### What to produce:
Set out the lines below as a JSON list of strings, one string per line, starting with the line that contains "In the image" and going on through the line that contains "- data-label: 3: [613, 262, 621, 277]". Skip blank lines and leave the pictures out.

### Provided records:

_____

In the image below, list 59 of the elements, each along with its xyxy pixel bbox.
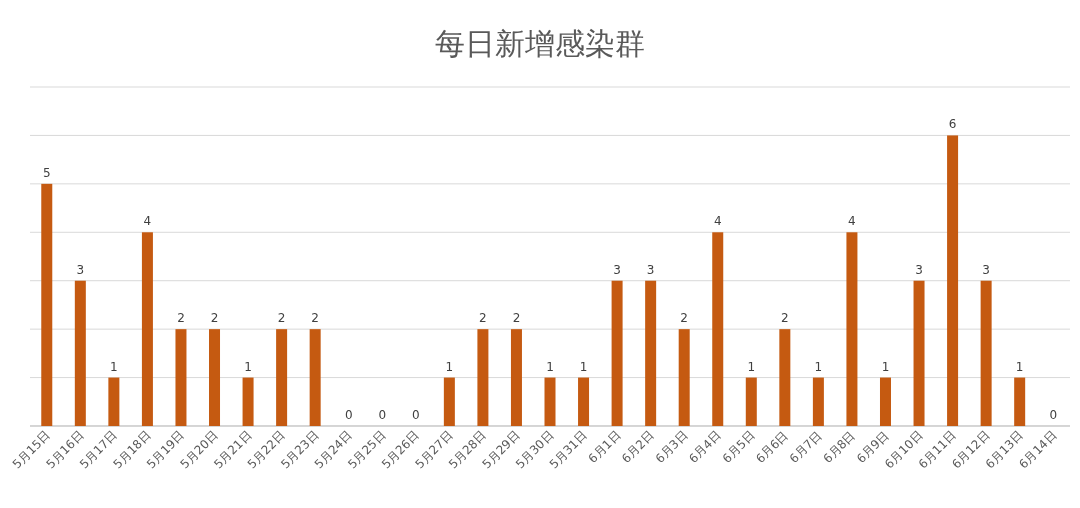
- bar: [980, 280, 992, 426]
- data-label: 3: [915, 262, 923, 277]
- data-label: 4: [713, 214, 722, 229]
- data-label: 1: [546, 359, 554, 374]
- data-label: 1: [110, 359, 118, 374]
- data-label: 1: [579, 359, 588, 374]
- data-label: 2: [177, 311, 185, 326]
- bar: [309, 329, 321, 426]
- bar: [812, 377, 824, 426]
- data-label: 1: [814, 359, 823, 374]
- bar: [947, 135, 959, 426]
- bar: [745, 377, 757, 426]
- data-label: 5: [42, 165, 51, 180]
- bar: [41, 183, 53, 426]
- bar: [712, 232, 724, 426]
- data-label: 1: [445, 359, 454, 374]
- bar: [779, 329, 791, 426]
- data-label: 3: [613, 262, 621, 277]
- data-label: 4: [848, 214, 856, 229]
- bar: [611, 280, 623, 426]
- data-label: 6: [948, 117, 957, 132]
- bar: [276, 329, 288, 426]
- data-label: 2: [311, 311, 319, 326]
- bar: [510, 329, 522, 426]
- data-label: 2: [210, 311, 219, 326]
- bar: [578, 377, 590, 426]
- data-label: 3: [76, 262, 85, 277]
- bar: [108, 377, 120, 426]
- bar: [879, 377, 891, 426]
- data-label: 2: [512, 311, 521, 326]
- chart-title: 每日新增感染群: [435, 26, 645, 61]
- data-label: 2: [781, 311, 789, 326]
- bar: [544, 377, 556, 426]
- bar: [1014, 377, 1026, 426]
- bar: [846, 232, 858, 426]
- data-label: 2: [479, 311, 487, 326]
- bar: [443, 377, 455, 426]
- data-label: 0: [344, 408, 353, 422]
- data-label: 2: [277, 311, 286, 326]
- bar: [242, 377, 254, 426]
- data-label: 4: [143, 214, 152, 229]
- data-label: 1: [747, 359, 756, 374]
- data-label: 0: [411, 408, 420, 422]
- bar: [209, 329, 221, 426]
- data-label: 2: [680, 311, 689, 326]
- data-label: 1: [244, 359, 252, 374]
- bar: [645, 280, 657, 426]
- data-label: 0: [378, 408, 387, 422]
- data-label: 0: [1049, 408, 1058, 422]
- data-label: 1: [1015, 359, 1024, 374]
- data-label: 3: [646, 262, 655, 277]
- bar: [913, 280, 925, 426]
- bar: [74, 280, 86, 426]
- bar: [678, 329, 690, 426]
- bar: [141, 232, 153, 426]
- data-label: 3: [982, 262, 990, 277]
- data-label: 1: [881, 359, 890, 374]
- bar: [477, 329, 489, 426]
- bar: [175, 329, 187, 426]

_____

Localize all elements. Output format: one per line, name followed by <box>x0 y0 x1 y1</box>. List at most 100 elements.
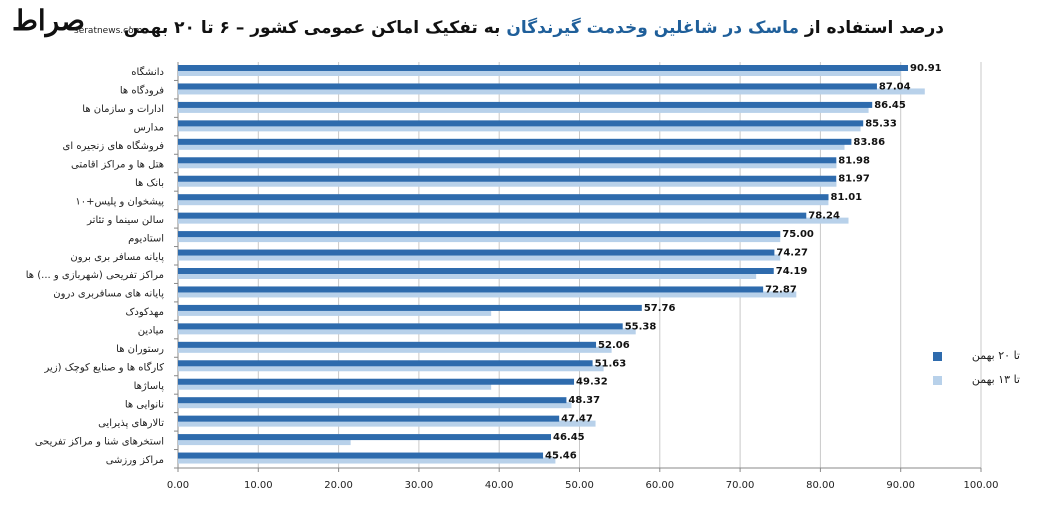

_____

### Completed task:
[
  "In the image below, list 59 of the elements, each along with its xyxy pixel bbox.",
  "- bar: [980, 280, 992, 426]",
  "- data-label: 3: [915, 262, 923, 277]",
  "- data-label: 4: [713, 214, 722, 229]",
  "- data-label: 1: [546, 359, 554, 374]",
  "- data-label: 1: [110, 359, 118, 374]",
  "- data-label: 1: [579, 359, 588, 374]",
  "- data-label: 2: [177, 311, 185, 326]",
  "- bar: [309, 329, 321, 426]",
  "- bar: [812, 377, 824, 426]",
  "- data-label: 1: [814, 359, 823, 374]",
  "- bar: [947, 135, 959, 426]",
  "- bar: [745, 377, 757, 426]",
  "- data-label: 5: [42, 165, 51, 180]",
  "- bar: [41, 183, 53, 426]",
  "- bar: [712, 232, 724, 426]",
  "- data-label: 1: [445, 359, 454, 374]",
  "- bar: [779, 329, 791, 426]",
  "- data-label: 3: [613, 262, 621, 277]"
]